_TASK GOAL_: Pull out from the material below all lines with "Blue".

* * * *

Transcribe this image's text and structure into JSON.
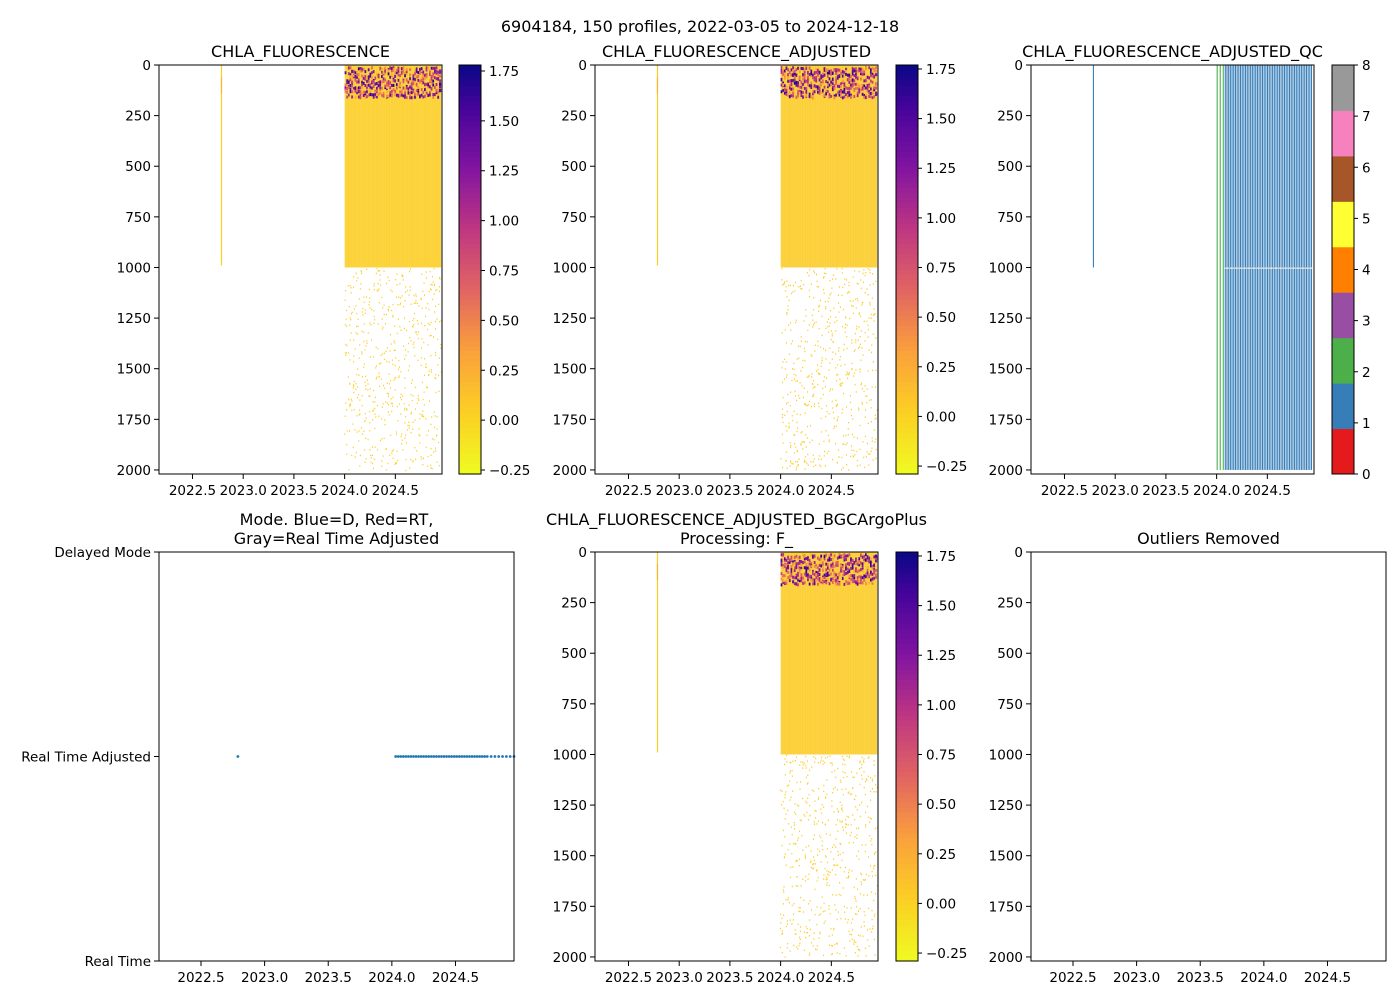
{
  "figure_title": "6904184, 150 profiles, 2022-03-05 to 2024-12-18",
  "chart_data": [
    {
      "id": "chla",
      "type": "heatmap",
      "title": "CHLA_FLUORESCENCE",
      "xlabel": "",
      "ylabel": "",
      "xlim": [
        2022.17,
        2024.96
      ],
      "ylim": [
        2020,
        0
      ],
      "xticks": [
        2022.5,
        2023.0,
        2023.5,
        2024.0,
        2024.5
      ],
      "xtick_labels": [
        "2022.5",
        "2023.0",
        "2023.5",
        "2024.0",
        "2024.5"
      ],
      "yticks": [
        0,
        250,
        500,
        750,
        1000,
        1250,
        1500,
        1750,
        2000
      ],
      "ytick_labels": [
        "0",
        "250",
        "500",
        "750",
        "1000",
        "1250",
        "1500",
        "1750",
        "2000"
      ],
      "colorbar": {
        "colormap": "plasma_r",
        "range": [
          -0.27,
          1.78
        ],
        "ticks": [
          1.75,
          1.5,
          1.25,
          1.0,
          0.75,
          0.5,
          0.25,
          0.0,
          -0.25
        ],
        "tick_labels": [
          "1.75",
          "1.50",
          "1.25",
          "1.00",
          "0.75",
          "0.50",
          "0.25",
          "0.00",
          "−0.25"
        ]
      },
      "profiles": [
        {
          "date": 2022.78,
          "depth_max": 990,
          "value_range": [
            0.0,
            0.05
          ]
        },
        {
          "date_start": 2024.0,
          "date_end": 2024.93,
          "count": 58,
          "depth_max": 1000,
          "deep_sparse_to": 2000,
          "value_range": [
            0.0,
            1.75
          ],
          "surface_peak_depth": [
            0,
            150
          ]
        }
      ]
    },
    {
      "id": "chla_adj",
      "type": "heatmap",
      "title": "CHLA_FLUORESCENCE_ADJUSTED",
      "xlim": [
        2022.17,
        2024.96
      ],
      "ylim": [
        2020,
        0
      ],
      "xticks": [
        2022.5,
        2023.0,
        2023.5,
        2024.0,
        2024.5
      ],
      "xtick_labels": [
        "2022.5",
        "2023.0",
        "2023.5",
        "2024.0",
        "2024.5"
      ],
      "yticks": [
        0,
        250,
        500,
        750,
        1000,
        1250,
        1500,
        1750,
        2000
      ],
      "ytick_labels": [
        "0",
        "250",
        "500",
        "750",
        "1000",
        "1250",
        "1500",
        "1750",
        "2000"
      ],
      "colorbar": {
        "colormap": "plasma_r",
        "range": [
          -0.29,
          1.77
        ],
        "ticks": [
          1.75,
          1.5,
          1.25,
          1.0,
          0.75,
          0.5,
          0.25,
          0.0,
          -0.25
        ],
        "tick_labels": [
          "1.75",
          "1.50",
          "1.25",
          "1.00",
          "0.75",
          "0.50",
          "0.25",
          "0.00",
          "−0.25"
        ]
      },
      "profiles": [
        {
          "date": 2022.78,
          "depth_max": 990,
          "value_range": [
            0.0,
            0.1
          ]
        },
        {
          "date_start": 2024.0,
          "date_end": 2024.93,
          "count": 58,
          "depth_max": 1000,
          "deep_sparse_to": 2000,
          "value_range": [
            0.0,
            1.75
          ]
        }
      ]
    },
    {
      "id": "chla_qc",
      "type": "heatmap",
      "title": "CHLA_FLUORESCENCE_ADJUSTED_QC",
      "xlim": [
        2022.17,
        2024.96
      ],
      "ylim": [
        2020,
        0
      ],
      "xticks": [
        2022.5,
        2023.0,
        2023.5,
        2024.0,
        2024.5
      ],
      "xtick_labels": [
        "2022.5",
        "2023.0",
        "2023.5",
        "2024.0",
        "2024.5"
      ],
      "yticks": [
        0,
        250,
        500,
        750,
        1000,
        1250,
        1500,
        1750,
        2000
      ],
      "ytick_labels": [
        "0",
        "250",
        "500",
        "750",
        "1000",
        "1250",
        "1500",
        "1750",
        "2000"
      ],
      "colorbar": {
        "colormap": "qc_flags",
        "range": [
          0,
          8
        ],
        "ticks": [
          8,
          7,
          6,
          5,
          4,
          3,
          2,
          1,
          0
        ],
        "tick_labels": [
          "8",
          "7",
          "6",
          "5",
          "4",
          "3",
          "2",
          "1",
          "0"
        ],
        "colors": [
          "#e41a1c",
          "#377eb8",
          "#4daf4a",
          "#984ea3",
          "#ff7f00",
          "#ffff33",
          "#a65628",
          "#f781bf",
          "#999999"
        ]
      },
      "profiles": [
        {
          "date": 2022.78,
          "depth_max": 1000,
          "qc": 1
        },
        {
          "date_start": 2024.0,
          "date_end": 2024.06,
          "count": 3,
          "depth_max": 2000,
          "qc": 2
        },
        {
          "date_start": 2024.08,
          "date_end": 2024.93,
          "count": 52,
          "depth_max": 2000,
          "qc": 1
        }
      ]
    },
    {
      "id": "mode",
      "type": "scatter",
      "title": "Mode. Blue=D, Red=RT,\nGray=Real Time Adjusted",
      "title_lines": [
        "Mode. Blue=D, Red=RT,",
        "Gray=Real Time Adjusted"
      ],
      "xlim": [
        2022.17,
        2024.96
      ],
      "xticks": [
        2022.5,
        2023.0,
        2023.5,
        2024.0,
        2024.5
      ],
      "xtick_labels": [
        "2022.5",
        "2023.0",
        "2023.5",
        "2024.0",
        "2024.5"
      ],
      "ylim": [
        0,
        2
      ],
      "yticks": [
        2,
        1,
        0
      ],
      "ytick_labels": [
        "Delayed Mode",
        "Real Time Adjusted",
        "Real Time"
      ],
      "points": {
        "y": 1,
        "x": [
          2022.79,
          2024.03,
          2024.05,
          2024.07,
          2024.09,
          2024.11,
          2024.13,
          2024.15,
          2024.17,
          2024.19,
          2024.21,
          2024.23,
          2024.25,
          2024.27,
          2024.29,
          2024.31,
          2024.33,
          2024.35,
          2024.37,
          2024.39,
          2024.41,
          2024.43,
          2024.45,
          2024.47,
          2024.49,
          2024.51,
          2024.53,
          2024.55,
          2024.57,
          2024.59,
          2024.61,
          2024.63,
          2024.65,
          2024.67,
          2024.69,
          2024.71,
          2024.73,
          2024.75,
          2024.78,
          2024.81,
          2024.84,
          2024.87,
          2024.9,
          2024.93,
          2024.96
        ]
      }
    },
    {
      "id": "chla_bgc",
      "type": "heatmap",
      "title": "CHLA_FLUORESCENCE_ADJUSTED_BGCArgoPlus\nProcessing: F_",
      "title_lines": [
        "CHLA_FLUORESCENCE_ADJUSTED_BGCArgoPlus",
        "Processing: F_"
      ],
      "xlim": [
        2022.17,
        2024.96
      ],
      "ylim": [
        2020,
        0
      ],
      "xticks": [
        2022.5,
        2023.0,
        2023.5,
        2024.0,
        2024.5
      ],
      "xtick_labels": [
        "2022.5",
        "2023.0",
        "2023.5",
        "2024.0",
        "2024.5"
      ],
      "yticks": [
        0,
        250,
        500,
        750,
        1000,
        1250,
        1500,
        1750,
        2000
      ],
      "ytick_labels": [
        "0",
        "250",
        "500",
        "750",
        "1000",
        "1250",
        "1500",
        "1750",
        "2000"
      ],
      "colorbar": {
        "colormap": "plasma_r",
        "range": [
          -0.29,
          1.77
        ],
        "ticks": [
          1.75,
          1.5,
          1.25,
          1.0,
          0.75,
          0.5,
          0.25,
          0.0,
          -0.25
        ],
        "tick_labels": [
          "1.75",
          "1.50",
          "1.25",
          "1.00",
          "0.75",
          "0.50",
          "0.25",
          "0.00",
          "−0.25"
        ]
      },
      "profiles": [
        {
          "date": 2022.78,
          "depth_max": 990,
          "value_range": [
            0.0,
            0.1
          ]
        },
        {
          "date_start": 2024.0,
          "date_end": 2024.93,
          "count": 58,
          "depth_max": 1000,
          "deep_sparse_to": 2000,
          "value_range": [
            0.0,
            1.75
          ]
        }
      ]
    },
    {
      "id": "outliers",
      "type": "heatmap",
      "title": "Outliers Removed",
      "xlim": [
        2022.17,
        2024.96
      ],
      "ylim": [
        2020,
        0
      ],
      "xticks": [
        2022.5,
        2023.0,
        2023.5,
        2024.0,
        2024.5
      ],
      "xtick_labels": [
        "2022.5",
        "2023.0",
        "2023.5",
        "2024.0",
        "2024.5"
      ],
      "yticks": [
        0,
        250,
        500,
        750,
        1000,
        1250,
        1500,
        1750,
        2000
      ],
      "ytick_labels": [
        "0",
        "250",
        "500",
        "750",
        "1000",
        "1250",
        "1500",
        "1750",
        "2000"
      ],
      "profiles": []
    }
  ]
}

* * * *

_SOLUTION_:
      "title": "Mode. Blue=D, Red=RT,\nGray=Real Time Adjusted",
        "Mode. Blue=D, Red=RT,",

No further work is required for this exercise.